• **Stated exercise**: Identify the lines that contain the word "neutronowego", then copy them.

• **Extracted entries**:

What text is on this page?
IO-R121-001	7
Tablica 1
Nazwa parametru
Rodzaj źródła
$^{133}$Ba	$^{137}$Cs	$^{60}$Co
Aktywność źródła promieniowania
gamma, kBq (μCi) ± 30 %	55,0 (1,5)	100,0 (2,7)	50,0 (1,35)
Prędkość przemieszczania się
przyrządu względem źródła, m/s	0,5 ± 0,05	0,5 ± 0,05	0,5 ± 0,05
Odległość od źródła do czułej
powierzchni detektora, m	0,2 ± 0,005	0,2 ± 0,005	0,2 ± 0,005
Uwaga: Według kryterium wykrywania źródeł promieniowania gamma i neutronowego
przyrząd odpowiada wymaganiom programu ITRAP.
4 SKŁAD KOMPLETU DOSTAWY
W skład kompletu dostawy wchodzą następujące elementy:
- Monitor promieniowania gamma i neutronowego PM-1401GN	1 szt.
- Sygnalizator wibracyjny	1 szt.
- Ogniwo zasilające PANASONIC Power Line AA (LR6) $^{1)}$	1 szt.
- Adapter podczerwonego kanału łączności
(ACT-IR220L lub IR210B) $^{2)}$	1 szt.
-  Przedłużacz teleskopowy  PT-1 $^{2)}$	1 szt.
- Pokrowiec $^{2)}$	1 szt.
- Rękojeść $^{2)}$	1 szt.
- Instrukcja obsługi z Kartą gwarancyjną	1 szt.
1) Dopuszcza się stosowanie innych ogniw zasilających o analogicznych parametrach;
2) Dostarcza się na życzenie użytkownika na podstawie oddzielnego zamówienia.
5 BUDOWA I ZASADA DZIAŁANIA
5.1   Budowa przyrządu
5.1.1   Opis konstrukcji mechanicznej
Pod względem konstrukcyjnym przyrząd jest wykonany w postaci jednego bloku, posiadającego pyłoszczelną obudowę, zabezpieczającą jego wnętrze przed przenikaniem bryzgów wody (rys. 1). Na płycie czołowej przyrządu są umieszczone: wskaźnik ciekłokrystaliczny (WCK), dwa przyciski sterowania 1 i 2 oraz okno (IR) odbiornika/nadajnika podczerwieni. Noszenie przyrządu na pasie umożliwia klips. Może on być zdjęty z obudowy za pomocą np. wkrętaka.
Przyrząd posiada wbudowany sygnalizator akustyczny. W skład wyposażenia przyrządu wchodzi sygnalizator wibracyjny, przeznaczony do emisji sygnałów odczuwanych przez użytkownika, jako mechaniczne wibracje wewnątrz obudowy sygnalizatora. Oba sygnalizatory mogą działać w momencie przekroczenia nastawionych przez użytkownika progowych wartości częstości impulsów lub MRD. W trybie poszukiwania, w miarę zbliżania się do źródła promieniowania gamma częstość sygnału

• **Final answer**:
Uwaga: Według kryterium wykrywania źródeł promieniowania gamma i neutronowego
- Monitor promieniowania gamma i neutronowego PM-1401GN	1 szt.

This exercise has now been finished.